■ **Data for the task**
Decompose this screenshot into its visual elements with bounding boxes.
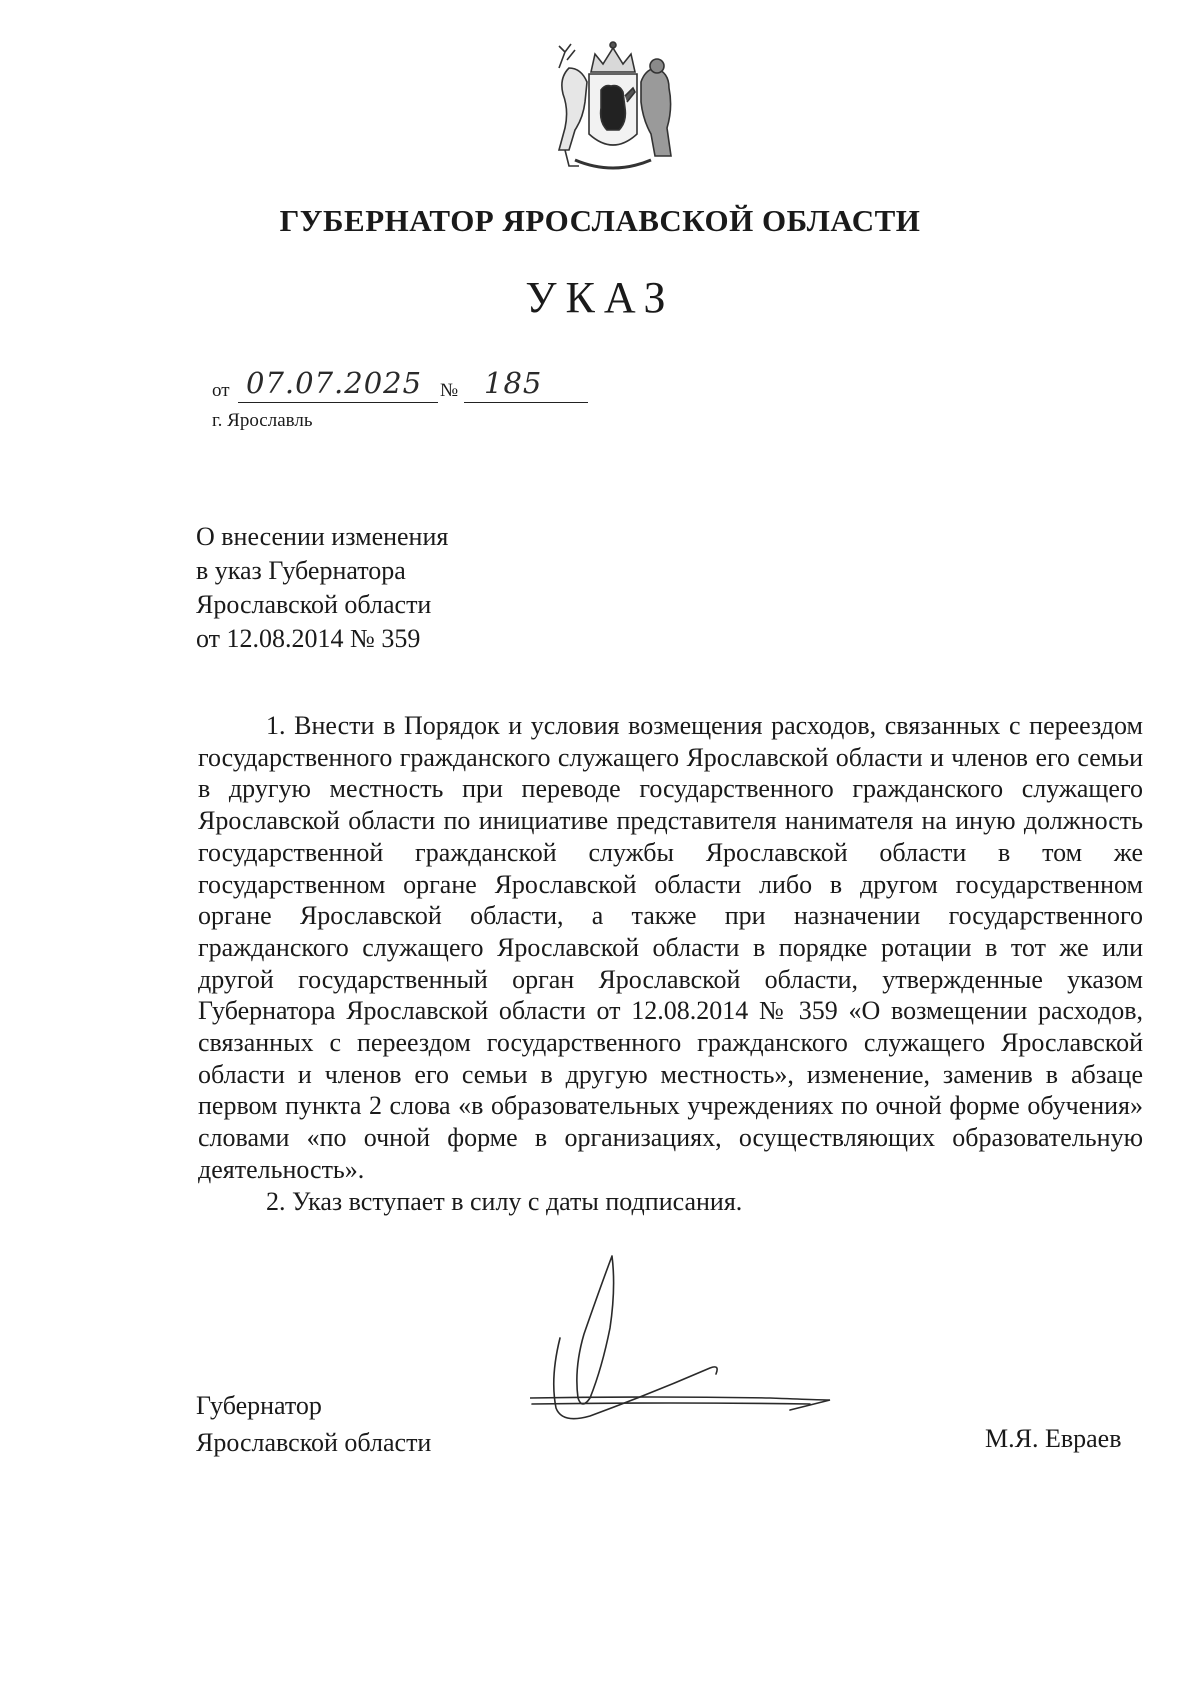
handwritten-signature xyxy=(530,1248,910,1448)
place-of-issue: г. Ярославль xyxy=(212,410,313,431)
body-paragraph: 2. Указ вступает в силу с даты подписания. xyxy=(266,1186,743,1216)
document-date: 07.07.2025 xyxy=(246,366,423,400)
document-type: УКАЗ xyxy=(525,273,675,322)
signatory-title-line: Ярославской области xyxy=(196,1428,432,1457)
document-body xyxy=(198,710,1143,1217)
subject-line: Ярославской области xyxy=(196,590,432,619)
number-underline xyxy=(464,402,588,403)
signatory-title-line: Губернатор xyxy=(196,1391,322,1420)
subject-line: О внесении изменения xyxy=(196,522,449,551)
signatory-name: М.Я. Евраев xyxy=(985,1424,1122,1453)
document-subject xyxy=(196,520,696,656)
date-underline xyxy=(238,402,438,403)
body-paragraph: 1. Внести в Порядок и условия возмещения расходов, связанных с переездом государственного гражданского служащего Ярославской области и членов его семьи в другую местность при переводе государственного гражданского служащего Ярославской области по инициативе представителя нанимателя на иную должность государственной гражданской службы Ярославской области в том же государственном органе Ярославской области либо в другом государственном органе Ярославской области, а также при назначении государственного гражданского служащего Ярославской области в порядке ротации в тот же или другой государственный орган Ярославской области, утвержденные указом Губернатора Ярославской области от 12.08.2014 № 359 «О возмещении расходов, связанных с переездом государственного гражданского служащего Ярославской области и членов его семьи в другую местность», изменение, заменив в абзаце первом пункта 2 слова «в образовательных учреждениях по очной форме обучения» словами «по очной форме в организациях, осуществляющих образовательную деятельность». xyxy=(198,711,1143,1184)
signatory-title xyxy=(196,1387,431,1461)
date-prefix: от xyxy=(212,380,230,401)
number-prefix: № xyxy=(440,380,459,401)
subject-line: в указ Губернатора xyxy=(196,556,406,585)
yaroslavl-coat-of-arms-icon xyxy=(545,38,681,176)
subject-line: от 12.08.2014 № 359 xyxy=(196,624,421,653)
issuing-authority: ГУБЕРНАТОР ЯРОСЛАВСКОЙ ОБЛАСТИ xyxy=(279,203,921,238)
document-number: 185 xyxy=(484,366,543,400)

---

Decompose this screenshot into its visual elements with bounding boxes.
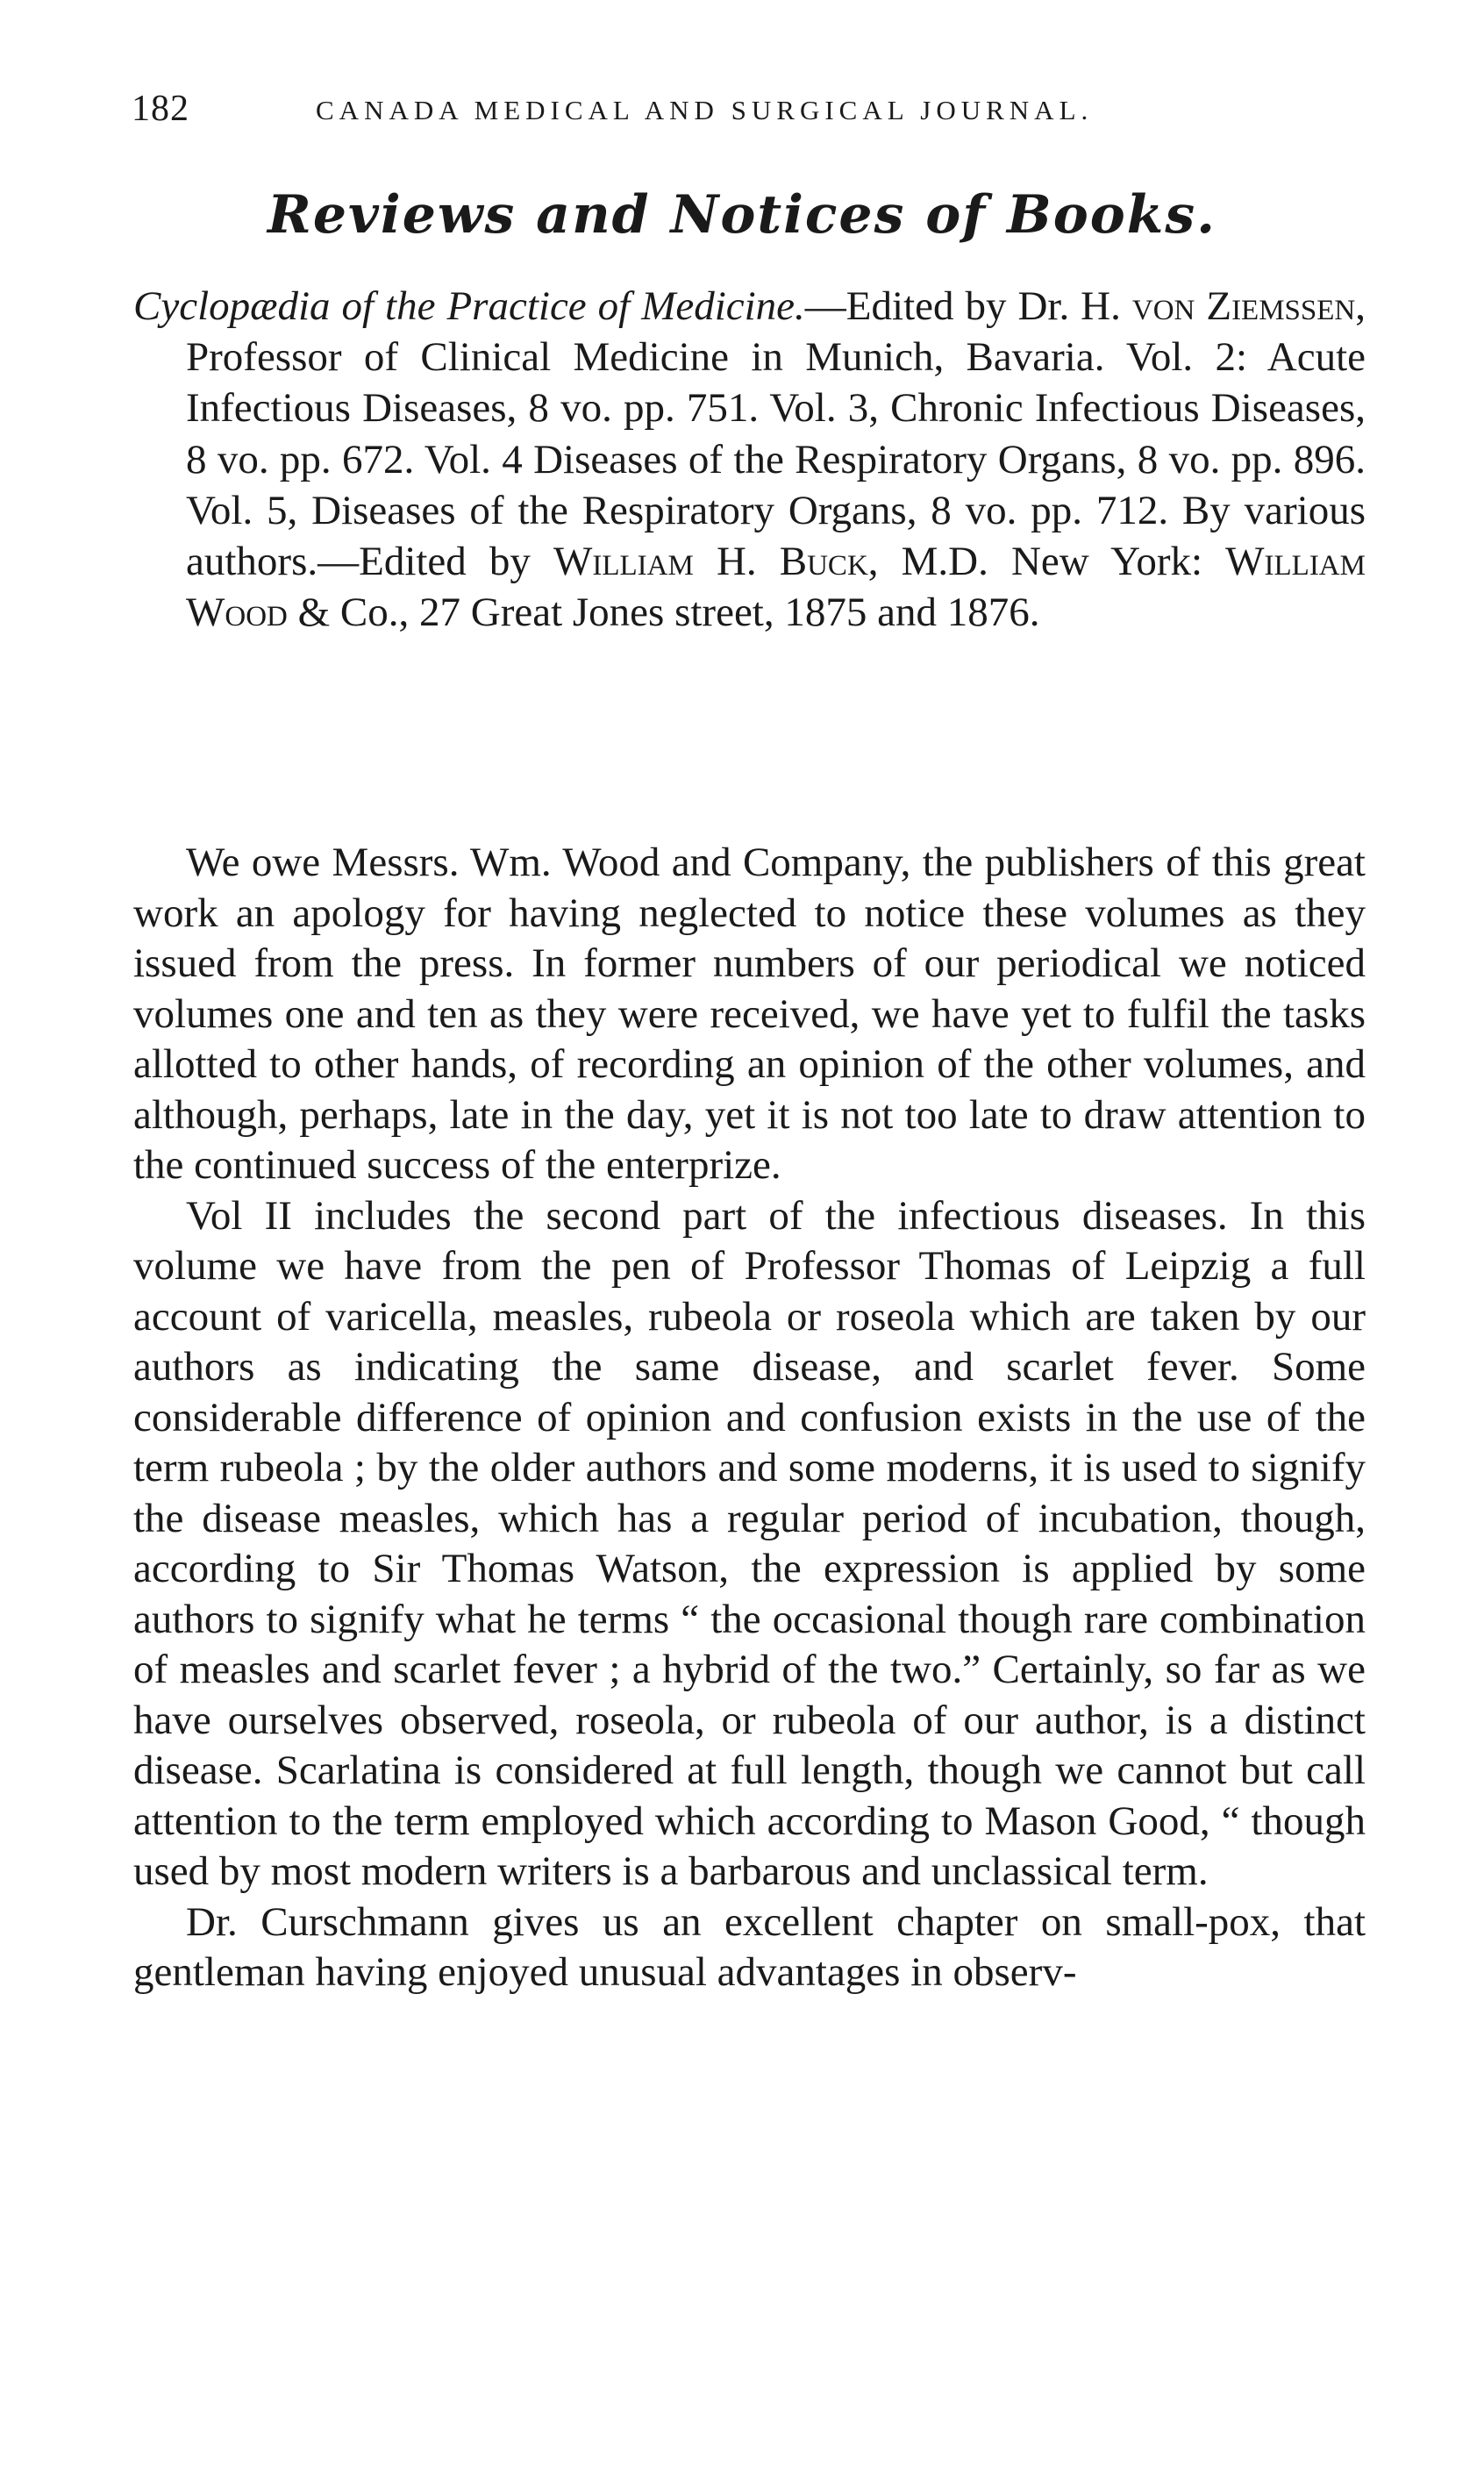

...

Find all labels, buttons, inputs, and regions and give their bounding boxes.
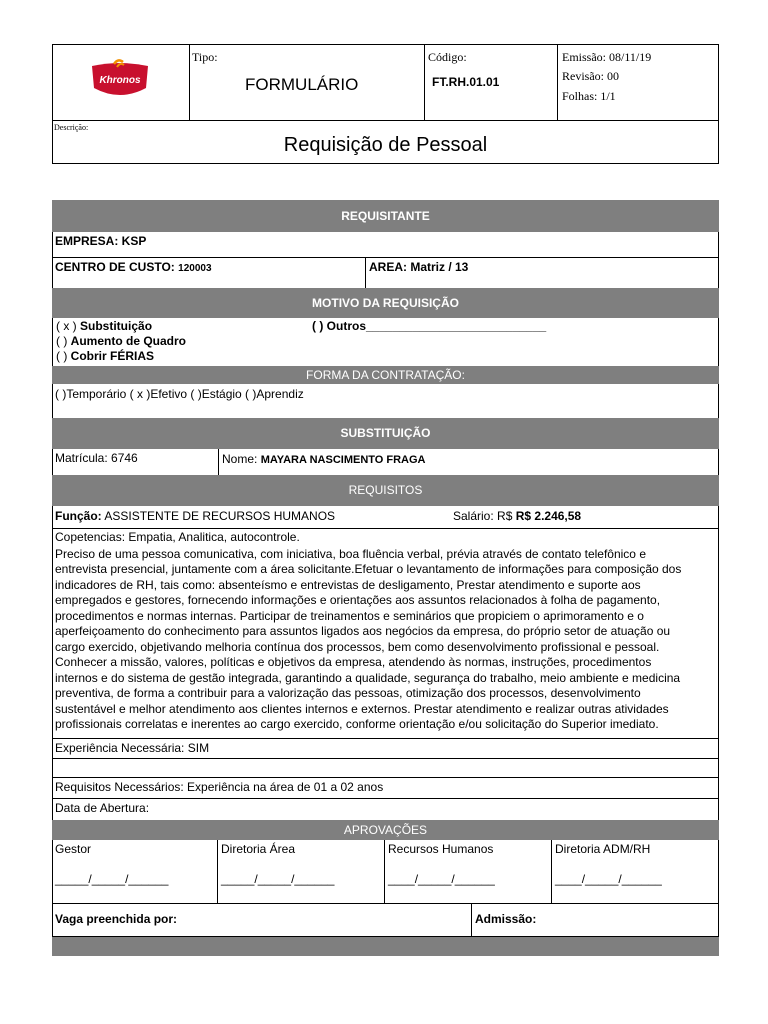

■ **Task prompt**
Count the lines in the entries above that contain the string "prefix", and reply with only that number.

■ **Answer in full**
2